Exercise instructions>
Where a line contains the word "Megaways", copy that line.

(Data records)
◇ ◇ ◇ ◇ ◇

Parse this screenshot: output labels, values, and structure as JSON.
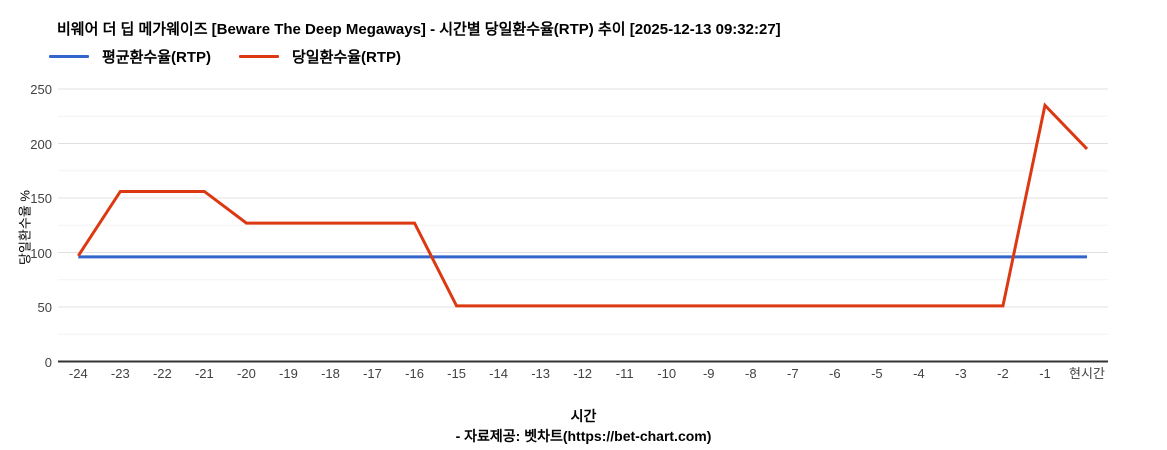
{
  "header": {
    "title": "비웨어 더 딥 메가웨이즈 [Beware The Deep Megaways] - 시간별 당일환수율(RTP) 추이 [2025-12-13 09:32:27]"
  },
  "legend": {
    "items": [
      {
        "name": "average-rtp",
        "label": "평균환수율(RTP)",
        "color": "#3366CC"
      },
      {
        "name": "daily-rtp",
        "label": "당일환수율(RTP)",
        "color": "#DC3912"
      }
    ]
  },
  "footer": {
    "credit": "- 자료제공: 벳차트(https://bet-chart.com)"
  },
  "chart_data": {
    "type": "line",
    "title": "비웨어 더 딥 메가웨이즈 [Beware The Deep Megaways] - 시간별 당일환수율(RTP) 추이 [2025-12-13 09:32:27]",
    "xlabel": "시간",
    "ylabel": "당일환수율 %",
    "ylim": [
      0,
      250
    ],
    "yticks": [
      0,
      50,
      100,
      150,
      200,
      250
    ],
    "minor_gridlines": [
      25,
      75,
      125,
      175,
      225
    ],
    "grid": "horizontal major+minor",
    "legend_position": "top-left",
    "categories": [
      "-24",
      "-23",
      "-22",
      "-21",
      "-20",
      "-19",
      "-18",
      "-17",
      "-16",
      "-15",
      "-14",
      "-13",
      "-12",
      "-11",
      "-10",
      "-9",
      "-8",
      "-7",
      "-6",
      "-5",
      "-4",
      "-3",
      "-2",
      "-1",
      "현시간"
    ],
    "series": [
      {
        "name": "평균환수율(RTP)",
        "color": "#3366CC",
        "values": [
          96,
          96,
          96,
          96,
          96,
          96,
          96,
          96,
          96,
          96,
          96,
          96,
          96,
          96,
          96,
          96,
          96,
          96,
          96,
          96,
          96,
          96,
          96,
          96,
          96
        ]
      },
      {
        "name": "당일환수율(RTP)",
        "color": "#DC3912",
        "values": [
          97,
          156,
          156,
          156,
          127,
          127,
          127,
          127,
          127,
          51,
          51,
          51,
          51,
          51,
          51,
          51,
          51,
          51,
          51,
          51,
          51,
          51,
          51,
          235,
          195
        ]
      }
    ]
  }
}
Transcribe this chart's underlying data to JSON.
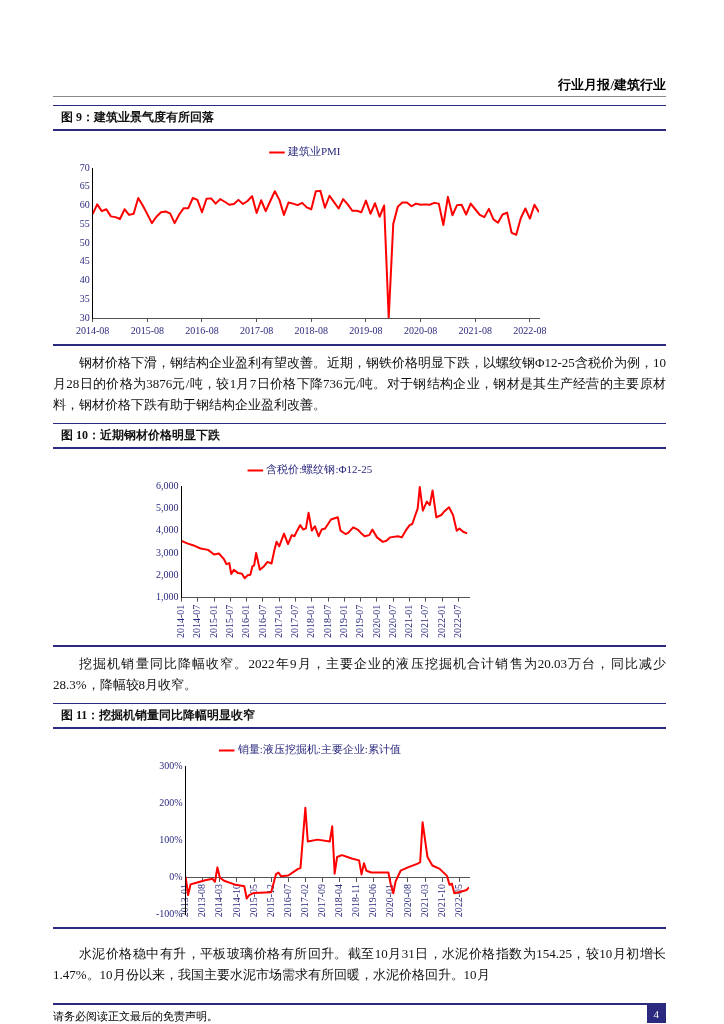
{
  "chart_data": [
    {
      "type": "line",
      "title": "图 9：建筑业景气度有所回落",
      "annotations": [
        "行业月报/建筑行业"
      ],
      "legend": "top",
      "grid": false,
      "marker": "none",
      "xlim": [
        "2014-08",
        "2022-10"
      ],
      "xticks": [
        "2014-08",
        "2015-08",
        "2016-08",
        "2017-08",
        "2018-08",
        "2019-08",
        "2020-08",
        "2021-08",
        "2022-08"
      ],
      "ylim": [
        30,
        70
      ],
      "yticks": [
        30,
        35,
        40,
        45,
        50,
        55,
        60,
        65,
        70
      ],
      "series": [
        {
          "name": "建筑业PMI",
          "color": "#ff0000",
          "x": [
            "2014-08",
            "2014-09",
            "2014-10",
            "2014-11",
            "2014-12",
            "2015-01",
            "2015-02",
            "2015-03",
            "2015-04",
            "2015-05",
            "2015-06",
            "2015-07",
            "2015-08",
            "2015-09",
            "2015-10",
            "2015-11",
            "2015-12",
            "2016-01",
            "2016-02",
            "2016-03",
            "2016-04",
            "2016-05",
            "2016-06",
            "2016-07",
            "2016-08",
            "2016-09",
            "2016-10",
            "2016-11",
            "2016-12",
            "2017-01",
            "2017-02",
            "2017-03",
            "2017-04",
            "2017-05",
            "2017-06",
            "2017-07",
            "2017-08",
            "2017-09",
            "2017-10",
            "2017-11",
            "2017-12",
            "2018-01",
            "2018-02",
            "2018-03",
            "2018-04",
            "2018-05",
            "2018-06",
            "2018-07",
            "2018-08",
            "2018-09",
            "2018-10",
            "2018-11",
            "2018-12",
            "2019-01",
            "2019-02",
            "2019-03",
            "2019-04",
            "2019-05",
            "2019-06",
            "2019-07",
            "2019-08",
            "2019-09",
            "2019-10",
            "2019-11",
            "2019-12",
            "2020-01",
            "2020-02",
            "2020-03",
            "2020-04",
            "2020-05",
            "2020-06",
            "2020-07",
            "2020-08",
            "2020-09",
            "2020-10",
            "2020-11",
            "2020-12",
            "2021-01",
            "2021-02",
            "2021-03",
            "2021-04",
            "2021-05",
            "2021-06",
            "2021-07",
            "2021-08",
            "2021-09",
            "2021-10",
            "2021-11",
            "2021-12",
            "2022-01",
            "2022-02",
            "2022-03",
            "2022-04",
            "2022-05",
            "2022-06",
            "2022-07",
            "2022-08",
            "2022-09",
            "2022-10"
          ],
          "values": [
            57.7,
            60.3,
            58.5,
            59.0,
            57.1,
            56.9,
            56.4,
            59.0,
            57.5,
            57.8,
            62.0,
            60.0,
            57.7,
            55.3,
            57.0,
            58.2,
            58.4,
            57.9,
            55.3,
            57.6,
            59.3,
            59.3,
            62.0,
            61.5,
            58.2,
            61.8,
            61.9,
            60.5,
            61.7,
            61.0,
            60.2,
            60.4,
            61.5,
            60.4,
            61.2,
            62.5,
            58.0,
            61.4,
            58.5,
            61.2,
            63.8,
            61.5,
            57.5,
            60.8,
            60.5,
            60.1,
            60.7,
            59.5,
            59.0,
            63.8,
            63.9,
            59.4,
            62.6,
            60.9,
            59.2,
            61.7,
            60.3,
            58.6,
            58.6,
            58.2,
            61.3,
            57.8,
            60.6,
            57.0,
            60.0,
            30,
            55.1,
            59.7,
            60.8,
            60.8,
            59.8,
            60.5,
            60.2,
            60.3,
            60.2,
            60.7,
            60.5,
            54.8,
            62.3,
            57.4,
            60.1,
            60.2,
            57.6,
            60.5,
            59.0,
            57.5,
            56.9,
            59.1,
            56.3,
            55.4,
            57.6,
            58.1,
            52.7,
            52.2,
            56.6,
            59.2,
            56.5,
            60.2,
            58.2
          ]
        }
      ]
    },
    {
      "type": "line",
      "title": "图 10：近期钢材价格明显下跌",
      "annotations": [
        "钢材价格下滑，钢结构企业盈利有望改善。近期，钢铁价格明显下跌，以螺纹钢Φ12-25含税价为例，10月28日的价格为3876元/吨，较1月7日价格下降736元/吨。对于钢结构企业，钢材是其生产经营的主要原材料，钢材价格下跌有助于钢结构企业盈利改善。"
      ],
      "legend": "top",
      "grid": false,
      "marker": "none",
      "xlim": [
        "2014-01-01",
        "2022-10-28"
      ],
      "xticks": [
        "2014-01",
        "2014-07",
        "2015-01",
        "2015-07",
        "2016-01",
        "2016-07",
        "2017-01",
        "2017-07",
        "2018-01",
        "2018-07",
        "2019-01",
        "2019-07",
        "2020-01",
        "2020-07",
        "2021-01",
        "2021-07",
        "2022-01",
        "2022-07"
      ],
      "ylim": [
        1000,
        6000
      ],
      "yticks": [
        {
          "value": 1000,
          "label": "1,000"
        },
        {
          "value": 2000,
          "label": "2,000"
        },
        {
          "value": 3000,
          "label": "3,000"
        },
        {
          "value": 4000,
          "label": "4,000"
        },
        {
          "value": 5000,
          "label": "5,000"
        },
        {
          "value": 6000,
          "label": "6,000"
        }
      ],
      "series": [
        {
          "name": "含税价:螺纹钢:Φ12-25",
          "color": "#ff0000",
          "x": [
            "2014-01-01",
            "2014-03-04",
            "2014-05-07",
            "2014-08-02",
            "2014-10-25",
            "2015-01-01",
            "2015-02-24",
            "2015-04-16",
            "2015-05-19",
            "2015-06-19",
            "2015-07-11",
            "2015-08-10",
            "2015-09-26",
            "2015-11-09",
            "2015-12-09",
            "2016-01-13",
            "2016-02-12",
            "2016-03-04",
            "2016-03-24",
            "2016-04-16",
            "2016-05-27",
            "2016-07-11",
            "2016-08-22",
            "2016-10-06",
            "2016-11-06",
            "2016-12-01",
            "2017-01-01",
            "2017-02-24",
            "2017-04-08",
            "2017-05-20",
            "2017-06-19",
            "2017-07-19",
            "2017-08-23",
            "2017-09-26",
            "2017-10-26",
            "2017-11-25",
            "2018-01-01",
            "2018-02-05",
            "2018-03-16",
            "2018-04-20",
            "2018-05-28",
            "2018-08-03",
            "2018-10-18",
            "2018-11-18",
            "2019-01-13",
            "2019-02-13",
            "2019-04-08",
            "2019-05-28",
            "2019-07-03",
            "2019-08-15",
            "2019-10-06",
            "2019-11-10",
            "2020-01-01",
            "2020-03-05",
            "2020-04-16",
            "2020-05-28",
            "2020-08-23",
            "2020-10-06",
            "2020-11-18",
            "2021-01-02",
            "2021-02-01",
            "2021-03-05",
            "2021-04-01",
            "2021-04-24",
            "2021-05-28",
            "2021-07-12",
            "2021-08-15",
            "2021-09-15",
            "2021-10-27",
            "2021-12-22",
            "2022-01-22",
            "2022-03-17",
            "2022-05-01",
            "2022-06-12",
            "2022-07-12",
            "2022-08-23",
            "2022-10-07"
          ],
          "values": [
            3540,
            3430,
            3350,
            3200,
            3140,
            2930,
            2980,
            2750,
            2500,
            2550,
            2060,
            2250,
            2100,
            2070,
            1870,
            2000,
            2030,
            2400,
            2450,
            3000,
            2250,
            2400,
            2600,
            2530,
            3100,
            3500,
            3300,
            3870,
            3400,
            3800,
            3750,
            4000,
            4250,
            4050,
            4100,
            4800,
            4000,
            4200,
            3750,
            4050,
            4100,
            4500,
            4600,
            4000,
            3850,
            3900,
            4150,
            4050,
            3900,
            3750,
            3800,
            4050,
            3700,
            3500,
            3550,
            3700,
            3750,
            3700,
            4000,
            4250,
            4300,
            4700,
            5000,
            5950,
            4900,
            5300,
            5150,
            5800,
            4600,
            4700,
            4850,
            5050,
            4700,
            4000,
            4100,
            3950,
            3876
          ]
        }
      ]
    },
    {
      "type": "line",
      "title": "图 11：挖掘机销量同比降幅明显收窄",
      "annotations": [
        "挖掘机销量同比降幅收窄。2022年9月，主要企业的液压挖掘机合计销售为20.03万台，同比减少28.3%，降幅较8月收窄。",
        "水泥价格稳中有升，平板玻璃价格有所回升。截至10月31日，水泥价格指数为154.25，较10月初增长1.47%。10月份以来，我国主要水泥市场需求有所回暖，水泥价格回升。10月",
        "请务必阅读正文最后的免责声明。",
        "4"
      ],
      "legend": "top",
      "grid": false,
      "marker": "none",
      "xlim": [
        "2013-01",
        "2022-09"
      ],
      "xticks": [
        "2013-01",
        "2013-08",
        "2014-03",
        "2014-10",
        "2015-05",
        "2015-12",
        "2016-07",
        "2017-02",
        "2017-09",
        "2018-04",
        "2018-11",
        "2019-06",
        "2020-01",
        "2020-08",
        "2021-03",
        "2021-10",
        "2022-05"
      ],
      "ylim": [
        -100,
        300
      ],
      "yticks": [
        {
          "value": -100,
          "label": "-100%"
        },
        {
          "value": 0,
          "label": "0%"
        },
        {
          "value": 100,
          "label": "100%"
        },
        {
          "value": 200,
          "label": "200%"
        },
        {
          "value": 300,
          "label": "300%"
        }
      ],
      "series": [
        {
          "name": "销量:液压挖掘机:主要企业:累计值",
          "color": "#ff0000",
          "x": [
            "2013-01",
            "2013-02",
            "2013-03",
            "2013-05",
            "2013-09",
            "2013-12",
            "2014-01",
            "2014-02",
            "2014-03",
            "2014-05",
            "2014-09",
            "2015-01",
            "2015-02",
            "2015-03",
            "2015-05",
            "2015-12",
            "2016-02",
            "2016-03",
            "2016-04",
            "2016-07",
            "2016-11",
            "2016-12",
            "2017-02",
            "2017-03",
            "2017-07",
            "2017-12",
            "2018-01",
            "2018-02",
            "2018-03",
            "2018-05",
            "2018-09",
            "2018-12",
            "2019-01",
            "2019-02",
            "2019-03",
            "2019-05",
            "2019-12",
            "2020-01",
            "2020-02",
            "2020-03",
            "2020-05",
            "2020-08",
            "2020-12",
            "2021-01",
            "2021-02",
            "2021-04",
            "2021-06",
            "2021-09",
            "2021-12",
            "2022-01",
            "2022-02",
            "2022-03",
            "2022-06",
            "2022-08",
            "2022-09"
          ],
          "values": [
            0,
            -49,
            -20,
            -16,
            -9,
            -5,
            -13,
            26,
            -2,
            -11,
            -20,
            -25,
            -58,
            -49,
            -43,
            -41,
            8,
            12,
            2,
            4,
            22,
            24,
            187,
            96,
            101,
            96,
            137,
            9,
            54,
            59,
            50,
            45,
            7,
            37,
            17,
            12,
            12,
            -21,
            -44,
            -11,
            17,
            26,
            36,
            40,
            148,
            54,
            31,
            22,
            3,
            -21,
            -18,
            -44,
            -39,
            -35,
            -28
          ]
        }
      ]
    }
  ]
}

◇ ◇ ◇ ◇ ◇

Result of the task>
    "title": "비웨어 더 딥 메가웨이즈 [Beware The Deep Megaways] - 시간별 당일환수율(RTP) 추이 [2025-12-13 09:32:27]"
    "title": "비웨어 더 딥 메가웨이즈 [Beware The Deep Megaways] - 시간별 당일환수율(RTP) 추이 [2025-12-13 09:32:27]",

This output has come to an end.